Required task →
Write out the entries below once more, exactly.

(Stored data entries)
↓

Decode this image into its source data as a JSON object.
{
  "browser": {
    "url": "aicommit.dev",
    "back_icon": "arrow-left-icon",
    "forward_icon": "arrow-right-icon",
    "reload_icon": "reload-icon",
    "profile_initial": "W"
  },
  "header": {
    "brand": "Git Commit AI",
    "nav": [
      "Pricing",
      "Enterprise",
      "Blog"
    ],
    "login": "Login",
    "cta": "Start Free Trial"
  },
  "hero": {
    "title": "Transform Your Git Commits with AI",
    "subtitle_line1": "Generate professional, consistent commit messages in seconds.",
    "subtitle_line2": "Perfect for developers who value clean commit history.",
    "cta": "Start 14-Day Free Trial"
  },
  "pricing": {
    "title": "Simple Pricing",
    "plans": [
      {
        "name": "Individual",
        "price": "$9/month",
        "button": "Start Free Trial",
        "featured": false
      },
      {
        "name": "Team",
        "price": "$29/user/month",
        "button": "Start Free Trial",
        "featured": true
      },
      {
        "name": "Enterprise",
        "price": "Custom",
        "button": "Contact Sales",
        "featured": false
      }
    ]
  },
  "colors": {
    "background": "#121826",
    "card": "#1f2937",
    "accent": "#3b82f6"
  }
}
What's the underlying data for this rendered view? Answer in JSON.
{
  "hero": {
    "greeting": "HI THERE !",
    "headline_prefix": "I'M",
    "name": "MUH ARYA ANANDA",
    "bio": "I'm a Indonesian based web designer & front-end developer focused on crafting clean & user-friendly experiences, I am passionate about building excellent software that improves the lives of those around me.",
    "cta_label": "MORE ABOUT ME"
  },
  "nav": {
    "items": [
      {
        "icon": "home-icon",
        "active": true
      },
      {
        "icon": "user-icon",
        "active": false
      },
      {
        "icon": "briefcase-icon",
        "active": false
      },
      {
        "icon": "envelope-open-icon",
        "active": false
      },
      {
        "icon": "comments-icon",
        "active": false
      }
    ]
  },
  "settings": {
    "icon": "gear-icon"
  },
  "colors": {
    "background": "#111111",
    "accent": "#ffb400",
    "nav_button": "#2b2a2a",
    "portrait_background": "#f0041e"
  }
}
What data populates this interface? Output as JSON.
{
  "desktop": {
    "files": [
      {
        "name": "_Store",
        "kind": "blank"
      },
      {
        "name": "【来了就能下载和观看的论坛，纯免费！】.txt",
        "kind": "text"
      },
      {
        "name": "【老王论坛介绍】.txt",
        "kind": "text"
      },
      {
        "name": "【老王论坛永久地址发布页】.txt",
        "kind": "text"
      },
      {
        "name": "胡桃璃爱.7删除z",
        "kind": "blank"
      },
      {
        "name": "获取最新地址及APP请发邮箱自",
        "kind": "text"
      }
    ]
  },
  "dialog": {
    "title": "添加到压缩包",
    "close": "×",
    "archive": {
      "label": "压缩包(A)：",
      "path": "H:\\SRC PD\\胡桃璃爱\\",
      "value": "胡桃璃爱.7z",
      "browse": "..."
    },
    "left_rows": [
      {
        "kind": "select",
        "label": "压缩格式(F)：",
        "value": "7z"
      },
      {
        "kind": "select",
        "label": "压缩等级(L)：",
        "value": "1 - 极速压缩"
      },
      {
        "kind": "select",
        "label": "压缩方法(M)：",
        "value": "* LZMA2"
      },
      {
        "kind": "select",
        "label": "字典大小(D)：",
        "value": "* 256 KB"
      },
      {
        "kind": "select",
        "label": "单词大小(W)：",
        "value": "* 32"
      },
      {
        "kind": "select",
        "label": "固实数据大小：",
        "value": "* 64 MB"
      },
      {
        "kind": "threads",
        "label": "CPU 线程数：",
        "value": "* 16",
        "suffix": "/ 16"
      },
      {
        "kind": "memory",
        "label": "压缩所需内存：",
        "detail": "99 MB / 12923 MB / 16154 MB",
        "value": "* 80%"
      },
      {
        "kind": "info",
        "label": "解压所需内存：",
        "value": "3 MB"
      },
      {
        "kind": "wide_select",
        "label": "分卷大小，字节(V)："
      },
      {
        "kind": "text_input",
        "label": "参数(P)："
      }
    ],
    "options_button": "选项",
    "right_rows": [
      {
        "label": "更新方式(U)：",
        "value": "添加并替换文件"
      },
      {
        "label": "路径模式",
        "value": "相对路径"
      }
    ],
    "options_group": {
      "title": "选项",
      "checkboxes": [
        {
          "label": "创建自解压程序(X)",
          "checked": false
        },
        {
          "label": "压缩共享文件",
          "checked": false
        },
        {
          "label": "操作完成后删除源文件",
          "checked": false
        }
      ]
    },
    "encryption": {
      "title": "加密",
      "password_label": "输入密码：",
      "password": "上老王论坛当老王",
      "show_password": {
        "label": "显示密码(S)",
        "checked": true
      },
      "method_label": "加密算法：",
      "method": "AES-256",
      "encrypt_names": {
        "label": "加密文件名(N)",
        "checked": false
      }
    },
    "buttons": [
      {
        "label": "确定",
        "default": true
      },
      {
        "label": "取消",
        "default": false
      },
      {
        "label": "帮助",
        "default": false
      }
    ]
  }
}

↑

Final result →
Decode this image into its source data as a JSON object.
{
  "browser": {
    "url": "aicommit.dev",
    "back_icon": "arrow-left-icon",
    "forward_icon": "arrow-right-icon",
    "reload_icon": "reload-icon",
    "profile_initial": "W"
  },
  "header": {
    "brand": "Git Commit AI",
    "nav": [
      "Pricing",
      "Enterprise",
      "Blog"
    ],
    "login": "Login",
    "cta": "Start Free Trial"
  },
  "hero": {
    "title": "Transform Your Git Commits with AI",
    "subtitle_line1": "Generate professional, consistent commit messages in seconds.",
    "subtitle_line2": "Perfect for developers who value clean commit history.",
    "cta": "Start 14-Day Free Trial"
  },
  "pricing": {
    "title": "Simple Pricing",
    "plans": [
      {
        "name": "Individual",
        "price": "$9/month",
        "button": "Start Free Trial",
        "featured": false
      },
      {
        "name": "Team",
        "price": "$29/user/month",
        "button": "Start Free Trial",
        "featured": true
      },
      {
        "name": "Enterprise",
        "price": "Custom",
        "button": "Contact Sales",
        "featured": false
      }
    ]
  },
  "colors": {
    "background": "#121826",
    "card": "#1f2937",
    "accent": "#3b82f6"
  }
}
What's the underlying data for this rendered view? Answer in JSON.
{
  "hero": {
    "greeting": "HI THERE !",
    "headline_prefix": "I'M",
    "name": "MUH ARYA ANANDA",
    "bio": "I'm a Indonesian based web designer & front-end developer focused on crafting clean & user-friendly experiences, I am passionate about building excellent software that improves the lives of those around me.",
    "cta_label": "MORE ABOUT ME"
  },
  "nav": {
    "items": [
      {
        "icon": "home-icon",
        "active": true
      },
      {
        "icon": "user-icon",
        "active": false
      },
      {
        "icon": "briefcase-icon",
        "active": false
      },
      {
        "icon": "envelope-open-icon",
        "active": false
      },
      {
        "icon": "comments-icon",
        "active": false
      }
    ]
  },
  "settings": {
    "icon": "gear-icon"
  },
  "colors": {
    "background": "#111111",
    "accent": "#ffb400",
    "nav_button": "#2b2a2a",
    "portrait_background": "#f0041e"
  }
}
What data populates this interface? Output as JSON.
{
  "desktop": {
    "files": [
      {
        "name": "_Store",
        "kind": "blank"
      },
      {
        "name": "【来了就能下载和观看的论坛，纯免费！】.txt",
        "kind": "text"
      },
      {
        "name": "【老王论坛介绍】.txt",
        "kind": "text"
      },
      {
        "name": "【老王论坛永久地址发布页】.txt",
        "kind": "text"
      },
      {
        "name": "胡桃璃爱.7删除z",
        "kind": "blank"
      },
      {
        "name": "获取最新地址及APP请发邮箱自",
        "kind": "text"
      }
    ]
  },
  "dialog": {
    "title": "添加到压缩包",
    "close": "×",
    "archive": {
      "label": "压缩包(A)：",
      "path": "H:\\SRC PD\\胡桃璃爱\\",
      "value": "胡桃璃爱.7z",
      "browse": "..."
    },
    "left_rows": [
      {
        "kind": "select",
        "label": "压缩格式(F)：",
        "value": "7z"
      },
      {
        "kind": "select",
        "label": "压缩等级(L)：",
        "value": "1 - 极速压缩"
      },
      {
        "kind": "select",
        "label": "压缩方法(M)：",
        "value": "* LZMA2"
      },
      {
        "kind": "select",
        "label": "字典大小(D)：",
        "value": "* 256 KB"
      },
      {
        "kind": "select",
        "label": "单词大小(W)：",
        "value": "* 32"
      },
      {
        "kind": "select",
        "label": "固实数据大小：",
        "value": "* 64 MB"
      },
      {
        "kind": "threads",
        "label": "CPU 线程数：",
        "value": "* 16",
        "suffix": "/ 16"
      },
      {
        "kind": "memory",
        "label": "压缩所需内存：",
        "detail": "99 MB / 12923 MB / 16154 MB",
        "value": "* 80%"
      },
      {
        "kind": "info",
        "label": "解压所需内存：",
        "value": "3 MB"
      },
      {
        "kind": "wide_select",
        "label": "分卷大小，字节(V)："
      },
      {
        "kind": "text_input",
        "label": "参数(P)："
      }
    ],
    "options_button": "选项",
    "right_rows": [
      {
        "label": "更新方式(U)：",
        "value": "添加并替换文件"
      },
      {
        "label": "路径模式",
        "value": "相对路径"
      }
    ],
    "options_group": {
      "title": "选项",
      "checkboxes": [
        {
          "label": "创建自解压程序(X)",
          "checked": false
        },
        {
          "label": "压缩共享文件",
          "checked": false
        },
        {
          "label": "操作完成后删除源文件",
          "checked": false
        }
      ]
    },
    "encryption": {
      "title": "加密",
      "password_label": "输入密码：",
      "password": "上老王论坛当老王",
      "show_password": {
        "label": "显示密码(S)",
        "checked": true
      },
      "method_label": "加密算法：",
      "method": "AES-256",
      "encrypt_names": {
        "label": "加密文件名(N)",
        "checked": false
      }
    },
    "buttons": [
      {
        "label": "确定",
        "default": true
      },
      {
        "label": "取消",
        "default": false
      },
      {
        "label": "帮助",
        "default": false
      }
    ]
  }
}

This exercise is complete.